WHAT NEEDS TO BE DONE:
Search the material and gather each line with "Comparison" in it.

DATASET RECORDS:
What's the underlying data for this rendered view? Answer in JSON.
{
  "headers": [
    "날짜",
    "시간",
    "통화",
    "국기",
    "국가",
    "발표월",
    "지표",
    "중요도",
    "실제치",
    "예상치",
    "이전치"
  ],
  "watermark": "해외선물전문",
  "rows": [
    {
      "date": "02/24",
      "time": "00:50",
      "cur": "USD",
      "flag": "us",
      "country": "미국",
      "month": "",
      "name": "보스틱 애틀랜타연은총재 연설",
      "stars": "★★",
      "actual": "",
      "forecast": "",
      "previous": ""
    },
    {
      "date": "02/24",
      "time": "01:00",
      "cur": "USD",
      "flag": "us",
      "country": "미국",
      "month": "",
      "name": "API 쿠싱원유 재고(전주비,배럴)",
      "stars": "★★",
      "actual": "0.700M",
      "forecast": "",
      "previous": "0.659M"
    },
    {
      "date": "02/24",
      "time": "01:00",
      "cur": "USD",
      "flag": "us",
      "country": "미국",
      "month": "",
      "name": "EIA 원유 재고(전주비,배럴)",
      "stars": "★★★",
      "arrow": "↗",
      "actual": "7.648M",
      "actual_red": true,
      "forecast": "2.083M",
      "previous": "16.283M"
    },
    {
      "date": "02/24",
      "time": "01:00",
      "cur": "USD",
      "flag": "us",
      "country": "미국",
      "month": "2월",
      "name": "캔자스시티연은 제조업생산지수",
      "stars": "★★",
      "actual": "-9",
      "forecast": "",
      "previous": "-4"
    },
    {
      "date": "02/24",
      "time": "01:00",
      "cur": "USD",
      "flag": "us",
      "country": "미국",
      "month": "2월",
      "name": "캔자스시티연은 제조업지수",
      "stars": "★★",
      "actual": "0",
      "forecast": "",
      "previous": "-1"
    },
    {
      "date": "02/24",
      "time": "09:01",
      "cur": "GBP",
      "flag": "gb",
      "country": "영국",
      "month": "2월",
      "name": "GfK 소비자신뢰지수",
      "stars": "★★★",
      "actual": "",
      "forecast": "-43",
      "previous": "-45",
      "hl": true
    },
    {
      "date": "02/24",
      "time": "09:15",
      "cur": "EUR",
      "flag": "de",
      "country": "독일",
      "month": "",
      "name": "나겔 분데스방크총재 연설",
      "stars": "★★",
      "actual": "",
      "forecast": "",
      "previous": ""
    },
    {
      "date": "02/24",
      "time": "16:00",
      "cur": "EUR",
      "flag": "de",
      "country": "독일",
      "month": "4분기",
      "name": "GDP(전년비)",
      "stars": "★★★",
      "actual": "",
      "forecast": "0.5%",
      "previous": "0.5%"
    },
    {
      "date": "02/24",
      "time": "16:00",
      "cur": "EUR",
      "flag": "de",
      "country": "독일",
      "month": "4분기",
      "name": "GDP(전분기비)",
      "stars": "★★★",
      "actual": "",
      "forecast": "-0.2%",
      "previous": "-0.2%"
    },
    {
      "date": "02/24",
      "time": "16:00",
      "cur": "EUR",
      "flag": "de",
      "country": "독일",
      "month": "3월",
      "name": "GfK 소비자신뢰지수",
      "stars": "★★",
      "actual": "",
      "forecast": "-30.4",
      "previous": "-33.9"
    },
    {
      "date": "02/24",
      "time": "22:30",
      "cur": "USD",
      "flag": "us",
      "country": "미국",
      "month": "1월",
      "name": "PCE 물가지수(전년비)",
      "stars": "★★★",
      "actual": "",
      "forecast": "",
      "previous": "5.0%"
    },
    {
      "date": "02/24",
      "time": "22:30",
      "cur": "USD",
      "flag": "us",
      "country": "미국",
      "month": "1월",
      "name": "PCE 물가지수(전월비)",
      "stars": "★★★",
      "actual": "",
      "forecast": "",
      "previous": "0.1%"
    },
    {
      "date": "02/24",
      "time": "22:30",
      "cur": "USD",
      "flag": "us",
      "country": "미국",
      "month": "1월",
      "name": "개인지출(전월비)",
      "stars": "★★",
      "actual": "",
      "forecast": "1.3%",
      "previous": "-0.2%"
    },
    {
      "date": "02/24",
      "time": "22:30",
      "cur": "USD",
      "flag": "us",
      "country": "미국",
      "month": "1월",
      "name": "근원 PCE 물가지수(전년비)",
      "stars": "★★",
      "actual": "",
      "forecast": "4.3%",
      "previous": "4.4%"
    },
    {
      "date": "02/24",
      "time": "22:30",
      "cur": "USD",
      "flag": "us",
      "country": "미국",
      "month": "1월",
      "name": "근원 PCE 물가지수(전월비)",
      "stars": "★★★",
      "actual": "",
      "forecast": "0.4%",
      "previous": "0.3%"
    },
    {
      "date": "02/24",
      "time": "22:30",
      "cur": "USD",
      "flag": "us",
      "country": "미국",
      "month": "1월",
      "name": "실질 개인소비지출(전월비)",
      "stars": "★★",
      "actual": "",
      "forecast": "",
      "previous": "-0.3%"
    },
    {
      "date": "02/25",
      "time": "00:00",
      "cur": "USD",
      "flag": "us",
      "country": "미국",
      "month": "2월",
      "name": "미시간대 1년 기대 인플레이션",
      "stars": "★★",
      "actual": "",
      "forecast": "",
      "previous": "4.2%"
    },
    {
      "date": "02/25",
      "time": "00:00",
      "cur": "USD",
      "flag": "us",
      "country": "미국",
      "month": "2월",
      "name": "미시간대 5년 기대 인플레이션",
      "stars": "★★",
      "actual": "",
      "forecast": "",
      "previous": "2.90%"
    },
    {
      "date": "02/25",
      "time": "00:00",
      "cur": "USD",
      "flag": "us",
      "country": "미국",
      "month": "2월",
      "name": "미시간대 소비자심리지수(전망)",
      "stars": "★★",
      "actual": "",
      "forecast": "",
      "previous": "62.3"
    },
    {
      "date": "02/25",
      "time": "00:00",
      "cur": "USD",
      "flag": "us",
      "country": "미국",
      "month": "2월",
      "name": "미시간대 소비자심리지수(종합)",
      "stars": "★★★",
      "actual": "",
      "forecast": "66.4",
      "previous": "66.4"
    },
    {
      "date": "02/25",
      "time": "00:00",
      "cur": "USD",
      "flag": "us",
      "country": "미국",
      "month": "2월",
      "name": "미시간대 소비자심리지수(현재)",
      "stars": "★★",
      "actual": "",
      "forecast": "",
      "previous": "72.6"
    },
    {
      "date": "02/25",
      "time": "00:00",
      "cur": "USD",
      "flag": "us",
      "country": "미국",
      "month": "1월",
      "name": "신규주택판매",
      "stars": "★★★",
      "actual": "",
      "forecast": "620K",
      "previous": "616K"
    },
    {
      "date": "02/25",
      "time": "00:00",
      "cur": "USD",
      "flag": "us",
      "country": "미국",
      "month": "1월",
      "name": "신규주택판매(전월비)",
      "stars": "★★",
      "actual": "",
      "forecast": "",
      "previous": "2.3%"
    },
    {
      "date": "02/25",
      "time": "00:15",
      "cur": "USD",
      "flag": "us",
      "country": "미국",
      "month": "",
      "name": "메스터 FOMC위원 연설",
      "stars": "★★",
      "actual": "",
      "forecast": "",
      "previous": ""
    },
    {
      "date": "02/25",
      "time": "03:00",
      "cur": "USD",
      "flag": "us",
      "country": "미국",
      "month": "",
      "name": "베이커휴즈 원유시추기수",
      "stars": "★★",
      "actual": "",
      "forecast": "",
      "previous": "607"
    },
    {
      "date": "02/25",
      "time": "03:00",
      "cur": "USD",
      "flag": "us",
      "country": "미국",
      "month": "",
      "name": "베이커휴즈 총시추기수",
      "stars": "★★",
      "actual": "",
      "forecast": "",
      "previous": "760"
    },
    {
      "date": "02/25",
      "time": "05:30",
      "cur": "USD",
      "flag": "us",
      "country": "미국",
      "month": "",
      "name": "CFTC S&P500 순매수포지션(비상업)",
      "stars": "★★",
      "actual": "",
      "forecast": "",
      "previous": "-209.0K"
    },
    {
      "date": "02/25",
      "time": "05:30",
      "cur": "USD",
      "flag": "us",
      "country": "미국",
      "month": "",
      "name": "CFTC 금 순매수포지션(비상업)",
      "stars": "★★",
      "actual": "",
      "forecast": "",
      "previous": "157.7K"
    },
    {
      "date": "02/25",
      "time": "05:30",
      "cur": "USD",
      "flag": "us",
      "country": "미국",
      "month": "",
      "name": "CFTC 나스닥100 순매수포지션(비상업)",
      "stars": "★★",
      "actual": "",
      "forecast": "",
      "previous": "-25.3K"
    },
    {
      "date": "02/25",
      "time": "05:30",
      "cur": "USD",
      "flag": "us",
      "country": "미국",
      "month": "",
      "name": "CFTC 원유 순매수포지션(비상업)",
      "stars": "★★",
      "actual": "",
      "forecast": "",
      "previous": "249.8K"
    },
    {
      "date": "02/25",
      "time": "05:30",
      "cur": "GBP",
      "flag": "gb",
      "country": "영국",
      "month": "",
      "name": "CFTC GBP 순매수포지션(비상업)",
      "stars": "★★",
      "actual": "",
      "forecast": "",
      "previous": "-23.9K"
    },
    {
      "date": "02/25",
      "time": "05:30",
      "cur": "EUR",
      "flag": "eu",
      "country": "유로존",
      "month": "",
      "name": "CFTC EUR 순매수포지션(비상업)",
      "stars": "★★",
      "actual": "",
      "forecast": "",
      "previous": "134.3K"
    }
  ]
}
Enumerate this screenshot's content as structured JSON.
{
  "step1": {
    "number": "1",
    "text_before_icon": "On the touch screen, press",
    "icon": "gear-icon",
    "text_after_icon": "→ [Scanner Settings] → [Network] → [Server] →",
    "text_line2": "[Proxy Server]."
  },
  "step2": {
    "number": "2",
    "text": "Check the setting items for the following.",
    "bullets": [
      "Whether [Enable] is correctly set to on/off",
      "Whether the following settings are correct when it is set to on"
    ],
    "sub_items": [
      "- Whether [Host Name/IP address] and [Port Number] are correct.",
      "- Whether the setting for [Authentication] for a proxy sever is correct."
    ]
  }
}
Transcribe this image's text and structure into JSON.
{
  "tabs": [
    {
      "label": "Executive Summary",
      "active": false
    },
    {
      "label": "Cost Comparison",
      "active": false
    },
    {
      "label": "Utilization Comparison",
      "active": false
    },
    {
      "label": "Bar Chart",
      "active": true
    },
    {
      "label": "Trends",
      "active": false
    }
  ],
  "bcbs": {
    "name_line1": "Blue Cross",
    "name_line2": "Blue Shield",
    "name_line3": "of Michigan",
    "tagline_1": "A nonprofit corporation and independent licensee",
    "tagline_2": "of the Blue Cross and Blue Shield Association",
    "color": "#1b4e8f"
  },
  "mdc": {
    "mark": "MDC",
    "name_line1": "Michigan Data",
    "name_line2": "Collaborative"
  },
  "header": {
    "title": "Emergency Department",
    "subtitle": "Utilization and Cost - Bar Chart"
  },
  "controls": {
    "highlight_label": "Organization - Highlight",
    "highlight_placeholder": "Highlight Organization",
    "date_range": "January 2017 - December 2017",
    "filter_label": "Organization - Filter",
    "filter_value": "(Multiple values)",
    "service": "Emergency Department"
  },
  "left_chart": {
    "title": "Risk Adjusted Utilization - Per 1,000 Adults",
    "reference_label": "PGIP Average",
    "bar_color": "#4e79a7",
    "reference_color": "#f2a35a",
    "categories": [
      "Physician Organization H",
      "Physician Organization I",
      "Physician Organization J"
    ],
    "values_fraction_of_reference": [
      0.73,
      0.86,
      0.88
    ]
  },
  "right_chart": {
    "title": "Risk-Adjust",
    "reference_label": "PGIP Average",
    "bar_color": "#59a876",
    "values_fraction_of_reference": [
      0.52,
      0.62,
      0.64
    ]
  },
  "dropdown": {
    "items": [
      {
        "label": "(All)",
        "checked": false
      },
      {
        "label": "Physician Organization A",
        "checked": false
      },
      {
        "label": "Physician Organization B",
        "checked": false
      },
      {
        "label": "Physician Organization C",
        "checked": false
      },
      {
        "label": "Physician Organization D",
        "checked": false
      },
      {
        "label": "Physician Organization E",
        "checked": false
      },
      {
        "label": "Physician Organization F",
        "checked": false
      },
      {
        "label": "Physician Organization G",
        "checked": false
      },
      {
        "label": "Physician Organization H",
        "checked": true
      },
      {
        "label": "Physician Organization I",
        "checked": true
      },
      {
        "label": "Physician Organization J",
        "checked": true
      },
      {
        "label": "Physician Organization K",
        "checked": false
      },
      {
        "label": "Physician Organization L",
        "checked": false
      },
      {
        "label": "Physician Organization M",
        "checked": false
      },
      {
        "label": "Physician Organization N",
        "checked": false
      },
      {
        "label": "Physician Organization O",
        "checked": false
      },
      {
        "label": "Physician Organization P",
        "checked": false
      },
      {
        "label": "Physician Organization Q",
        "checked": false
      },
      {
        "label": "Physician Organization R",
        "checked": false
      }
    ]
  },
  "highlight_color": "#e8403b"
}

SOLUTION BELOW:
      "label": "Cost Comparison",
      "label": "Utilization Comparison",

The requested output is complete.